EXERCISE BRIEF — Below are records; work out how many of their lines hold the string "Holding" and give that number alone.

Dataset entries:
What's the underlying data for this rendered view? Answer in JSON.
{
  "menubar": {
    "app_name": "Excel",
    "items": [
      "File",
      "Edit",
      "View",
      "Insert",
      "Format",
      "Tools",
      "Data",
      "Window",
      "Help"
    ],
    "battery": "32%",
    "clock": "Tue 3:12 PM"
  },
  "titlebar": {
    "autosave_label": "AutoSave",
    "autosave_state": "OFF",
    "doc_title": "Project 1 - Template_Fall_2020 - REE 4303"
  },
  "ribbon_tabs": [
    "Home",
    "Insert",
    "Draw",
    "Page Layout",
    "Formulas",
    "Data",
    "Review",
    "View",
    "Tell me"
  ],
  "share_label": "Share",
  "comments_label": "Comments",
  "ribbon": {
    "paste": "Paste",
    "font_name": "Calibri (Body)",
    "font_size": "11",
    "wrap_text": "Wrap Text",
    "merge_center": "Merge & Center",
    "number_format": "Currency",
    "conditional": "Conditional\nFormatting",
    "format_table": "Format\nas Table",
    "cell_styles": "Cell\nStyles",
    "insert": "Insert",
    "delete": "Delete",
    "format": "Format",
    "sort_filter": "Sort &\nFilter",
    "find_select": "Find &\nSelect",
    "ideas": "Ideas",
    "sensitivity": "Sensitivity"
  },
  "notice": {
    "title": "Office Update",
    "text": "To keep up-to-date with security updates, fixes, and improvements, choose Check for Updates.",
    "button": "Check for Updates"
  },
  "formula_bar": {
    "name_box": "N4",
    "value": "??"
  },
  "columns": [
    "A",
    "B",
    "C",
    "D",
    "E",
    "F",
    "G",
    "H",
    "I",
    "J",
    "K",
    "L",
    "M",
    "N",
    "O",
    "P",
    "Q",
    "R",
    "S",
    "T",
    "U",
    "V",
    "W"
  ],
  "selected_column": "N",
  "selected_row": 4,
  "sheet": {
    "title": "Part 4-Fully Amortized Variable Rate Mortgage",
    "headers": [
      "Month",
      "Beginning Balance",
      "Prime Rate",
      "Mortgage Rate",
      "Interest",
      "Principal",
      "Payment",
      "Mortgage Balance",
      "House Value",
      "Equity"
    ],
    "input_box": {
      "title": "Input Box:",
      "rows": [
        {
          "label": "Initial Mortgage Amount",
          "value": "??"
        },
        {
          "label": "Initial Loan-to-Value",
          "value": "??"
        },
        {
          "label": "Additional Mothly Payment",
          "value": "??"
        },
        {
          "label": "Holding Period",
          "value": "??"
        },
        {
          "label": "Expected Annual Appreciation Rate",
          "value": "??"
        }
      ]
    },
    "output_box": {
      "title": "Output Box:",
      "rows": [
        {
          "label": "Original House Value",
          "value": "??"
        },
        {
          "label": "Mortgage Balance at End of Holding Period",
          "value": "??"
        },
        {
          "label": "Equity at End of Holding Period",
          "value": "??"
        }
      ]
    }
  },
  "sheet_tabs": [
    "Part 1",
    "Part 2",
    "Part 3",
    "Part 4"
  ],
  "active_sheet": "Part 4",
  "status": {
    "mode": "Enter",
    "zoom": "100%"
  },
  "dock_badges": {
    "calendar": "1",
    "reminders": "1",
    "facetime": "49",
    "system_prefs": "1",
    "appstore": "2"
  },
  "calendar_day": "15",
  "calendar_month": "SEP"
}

EXERCISE SOLUTION — 3